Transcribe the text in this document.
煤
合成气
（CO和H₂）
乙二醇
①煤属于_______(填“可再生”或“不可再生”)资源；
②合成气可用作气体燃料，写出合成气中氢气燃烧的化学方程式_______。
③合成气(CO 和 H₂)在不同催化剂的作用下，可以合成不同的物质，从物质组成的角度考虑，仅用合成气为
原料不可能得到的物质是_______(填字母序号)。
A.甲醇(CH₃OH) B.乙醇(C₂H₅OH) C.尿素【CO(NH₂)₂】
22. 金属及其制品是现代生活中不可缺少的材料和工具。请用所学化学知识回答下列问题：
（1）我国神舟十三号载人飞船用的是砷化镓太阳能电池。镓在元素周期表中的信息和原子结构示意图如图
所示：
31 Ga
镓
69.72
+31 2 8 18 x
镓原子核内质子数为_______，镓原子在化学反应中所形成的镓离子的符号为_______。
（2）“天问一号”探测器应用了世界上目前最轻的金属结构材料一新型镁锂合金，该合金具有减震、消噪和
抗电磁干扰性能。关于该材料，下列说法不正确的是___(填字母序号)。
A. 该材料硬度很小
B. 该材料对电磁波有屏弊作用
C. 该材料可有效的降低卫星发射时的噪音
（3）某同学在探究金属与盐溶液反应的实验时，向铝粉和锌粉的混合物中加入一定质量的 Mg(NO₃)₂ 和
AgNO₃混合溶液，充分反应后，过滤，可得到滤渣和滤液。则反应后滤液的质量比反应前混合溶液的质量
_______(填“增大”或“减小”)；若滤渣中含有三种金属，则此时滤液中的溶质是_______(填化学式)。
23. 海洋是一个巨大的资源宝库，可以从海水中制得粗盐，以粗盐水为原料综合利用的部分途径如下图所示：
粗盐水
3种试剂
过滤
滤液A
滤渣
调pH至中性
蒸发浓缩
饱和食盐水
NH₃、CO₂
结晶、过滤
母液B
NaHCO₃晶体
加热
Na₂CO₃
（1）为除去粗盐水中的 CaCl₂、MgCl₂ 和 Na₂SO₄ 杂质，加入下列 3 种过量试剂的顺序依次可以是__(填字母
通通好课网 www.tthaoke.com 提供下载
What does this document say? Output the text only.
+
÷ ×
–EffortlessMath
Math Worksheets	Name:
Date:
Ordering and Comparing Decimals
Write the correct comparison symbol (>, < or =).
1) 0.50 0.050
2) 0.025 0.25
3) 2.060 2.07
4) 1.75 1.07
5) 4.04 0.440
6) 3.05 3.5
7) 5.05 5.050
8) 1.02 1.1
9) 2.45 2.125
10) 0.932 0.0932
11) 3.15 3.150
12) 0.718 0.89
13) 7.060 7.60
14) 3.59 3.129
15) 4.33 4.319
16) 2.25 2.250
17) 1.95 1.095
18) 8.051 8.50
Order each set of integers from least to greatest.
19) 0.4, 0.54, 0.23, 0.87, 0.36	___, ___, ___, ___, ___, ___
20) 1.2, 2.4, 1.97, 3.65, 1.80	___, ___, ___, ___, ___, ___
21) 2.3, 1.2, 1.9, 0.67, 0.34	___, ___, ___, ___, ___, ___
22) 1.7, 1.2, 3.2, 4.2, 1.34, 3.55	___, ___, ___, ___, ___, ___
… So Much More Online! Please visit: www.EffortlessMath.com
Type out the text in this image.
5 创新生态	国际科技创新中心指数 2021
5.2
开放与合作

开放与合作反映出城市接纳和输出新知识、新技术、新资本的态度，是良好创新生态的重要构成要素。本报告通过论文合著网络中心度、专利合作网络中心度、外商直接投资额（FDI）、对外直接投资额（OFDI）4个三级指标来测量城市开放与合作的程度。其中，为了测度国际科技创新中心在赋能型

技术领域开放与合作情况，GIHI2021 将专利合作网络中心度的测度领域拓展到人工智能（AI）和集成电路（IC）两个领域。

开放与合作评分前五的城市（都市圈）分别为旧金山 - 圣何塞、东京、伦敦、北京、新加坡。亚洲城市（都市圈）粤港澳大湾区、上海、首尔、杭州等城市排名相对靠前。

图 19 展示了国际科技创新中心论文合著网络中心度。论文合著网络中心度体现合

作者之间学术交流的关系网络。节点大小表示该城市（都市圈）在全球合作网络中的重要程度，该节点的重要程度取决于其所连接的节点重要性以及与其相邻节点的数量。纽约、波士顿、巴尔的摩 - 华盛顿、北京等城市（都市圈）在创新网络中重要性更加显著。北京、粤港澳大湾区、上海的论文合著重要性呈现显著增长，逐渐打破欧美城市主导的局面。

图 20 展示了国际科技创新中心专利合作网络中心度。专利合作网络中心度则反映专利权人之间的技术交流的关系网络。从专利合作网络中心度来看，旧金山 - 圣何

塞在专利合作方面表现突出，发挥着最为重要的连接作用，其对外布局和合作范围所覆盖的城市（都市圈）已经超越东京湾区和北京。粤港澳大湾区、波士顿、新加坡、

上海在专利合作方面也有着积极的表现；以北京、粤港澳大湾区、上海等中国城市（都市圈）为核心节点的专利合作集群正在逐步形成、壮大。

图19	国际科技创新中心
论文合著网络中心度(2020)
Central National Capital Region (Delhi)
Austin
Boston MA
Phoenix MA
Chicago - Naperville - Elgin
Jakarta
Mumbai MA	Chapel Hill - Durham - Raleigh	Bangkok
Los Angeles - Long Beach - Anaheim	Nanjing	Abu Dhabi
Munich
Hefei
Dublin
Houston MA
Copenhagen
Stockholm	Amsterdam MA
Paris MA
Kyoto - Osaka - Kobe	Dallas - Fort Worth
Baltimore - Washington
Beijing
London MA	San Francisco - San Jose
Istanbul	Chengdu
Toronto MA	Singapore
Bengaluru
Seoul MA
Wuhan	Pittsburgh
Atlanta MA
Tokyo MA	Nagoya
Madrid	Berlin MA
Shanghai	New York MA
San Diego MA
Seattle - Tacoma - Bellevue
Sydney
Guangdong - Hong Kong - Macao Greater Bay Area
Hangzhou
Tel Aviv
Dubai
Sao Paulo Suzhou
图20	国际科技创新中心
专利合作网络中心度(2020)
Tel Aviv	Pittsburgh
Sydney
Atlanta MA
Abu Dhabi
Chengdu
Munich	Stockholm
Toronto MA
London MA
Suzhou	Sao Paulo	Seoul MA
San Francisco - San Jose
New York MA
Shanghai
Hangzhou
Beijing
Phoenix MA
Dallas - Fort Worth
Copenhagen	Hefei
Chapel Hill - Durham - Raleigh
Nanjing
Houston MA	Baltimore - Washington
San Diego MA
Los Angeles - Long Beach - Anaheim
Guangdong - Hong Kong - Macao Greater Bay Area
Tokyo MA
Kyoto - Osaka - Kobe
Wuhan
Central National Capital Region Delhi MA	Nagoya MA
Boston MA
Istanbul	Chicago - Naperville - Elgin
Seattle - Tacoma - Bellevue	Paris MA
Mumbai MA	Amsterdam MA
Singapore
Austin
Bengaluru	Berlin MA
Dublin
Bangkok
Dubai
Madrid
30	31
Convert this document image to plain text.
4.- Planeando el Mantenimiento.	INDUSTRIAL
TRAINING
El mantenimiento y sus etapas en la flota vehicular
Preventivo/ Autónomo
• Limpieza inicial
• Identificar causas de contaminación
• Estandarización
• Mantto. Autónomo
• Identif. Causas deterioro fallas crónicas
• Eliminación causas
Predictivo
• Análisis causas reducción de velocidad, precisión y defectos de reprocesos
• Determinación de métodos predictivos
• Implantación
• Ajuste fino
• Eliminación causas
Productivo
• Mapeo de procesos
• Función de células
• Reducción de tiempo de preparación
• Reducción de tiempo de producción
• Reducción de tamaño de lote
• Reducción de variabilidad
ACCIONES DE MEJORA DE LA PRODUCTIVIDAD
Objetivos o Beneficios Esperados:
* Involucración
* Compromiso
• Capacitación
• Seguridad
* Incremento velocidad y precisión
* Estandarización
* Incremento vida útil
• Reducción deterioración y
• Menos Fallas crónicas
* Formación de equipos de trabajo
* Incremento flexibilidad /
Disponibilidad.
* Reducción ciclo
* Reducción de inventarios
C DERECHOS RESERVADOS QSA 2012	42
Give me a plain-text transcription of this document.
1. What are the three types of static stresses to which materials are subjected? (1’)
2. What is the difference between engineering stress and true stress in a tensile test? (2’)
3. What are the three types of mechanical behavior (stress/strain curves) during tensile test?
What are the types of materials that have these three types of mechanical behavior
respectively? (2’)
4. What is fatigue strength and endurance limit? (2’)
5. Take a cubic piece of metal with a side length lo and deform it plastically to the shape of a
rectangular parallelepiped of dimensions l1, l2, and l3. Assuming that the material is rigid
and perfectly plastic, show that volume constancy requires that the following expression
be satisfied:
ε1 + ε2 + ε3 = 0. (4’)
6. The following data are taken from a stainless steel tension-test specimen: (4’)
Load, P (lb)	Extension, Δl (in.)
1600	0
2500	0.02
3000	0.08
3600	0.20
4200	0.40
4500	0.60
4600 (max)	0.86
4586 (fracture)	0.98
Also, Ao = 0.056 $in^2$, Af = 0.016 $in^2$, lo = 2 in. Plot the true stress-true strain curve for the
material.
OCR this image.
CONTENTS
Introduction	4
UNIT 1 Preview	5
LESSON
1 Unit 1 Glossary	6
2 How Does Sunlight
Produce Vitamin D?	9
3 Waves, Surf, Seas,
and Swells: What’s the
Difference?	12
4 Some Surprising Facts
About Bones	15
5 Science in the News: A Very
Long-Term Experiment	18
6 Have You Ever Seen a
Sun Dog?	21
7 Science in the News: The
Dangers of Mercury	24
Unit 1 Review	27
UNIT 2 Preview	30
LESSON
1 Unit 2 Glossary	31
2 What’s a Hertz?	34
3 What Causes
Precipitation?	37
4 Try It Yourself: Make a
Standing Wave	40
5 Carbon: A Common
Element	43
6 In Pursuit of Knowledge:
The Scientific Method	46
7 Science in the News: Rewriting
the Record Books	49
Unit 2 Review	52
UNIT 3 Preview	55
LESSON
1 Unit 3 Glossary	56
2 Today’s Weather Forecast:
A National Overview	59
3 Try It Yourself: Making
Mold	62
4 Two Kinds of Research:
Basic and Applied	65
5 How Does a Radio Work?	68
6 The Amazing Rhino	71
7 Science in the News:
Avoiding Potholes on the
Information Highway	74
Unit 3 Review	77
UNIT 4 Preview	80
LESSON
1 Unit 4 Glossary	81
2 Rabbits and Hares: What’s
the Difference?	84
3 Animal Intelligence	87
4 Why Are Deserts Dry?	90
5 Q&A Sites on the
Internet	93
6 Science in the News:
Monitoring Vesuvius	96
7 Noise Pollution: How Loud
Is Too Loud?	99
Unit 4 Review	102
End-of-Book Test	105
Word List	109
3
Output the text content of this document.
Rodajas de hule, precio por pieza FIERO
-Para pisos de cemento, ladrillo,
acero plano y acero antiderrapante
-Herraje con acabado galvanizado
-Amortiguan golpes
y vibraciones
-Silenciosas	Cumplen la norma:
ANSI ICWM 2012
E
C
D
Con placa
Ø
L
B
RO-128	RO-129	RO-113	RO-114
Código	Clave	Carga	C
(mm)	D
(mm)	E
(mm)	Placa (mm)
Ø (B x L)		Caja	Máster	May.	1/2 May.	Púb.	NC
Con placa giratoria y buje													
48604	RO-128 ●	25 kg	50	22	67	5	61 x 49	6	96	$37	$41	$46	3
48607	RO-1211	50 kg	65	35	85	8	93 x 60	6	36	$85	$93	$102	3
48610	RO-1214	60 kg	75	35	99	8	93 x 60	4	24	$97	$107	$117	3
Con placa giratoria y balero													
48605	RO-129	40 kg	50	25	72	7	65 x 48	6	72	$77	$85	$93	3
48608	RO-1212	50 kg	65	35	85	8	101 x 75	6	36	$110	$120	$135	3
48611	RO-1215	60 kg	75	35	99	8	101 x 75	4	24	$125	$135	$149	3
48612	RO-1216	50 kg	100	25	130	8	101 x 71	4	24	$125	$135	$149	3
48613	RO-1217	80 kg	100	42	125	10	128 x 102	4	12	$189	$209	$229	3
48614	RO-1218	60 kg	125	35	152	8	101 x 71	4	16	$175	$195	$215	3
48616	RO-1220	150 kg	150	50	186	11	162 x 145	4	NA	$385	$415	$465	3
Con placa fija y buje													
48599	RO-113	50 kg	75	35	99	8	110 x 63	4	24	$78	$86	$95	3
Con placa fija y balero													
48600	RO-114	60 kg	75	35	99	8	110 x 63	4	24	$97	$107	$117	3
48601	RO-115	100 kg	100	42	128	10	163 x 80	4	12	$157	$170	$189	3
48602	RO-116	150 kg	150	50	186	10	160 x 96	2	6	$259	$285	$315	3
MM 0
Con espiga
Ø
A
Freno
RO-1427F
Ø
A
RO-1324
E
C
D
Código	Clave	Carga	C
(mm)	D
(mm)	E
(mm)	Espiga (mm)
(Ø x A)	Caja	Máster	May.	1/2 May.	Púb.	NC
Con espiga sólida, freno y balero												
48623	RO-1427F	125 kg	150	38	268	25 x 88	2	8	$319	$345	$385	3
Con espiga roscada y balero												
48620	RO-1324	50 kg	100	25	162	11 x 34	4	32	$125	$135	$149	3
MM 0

Short exercise:
Extract all lines that hold the word "velocidad".

Response to this task:
• Análisis causas reducción de velocidad, precisión y defectos de reprocesos
* Incremento velocidad y precisión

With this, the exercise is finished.